Gather every line in the records below that contains the word "route".

(begin)

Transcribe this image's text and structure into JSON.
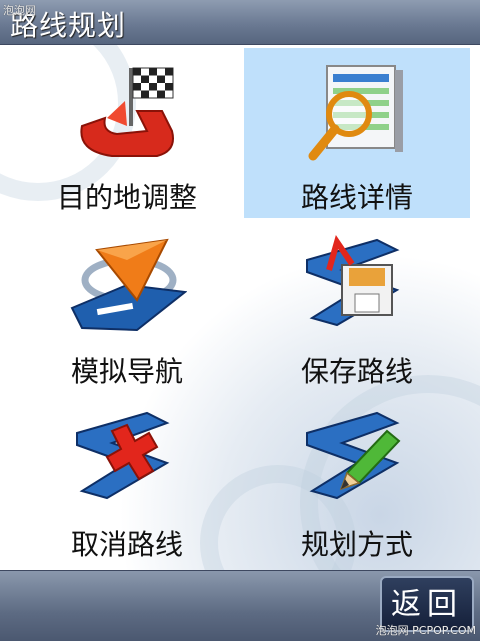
{
  "header": {
    "title": "路线规划"
  },
  "watermarks": {
    "top": "泡泡网",
    "bottom": "泡泡网 PCPOP.COM"
  },
  "menu": {
    "items": [
      {
        "label": "目的地调整",
        "icon": "destination-flag-icon"
      },
      {
        "label": "路线详情",
        "icon": "route-details-magnifier-icon"
      },
      {
        "label": "模拟导航",
        "icon": "simulate-navigation-arrow-icon"
      },
      {
        "label": "保存路线",
        "icon": "save-route-floppy-icon"
      },
      {
        "label": "取消路线",
        "icon": "cancel-route-x-icon"
      },
      {
        "label": "规划方式",
        "icon": "planning-mode-pencil-icon"
      }
    ],
    "selected_index": 1
  },
  "footer": {
    "back_label": "返回"
  },
  "colors": {
    "selected": "#bfe0fb",
    "bar": "#6b7a93",
    "accent_red": "#e2261c",
    "accent_blue": "#1f5fae"
  }
}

(end)

## Expected answer
        "icon": "route-details-magnifier-icon"
        "icon": "save-route-floppy-icon"
        "icon": "cancel-route-x-icon"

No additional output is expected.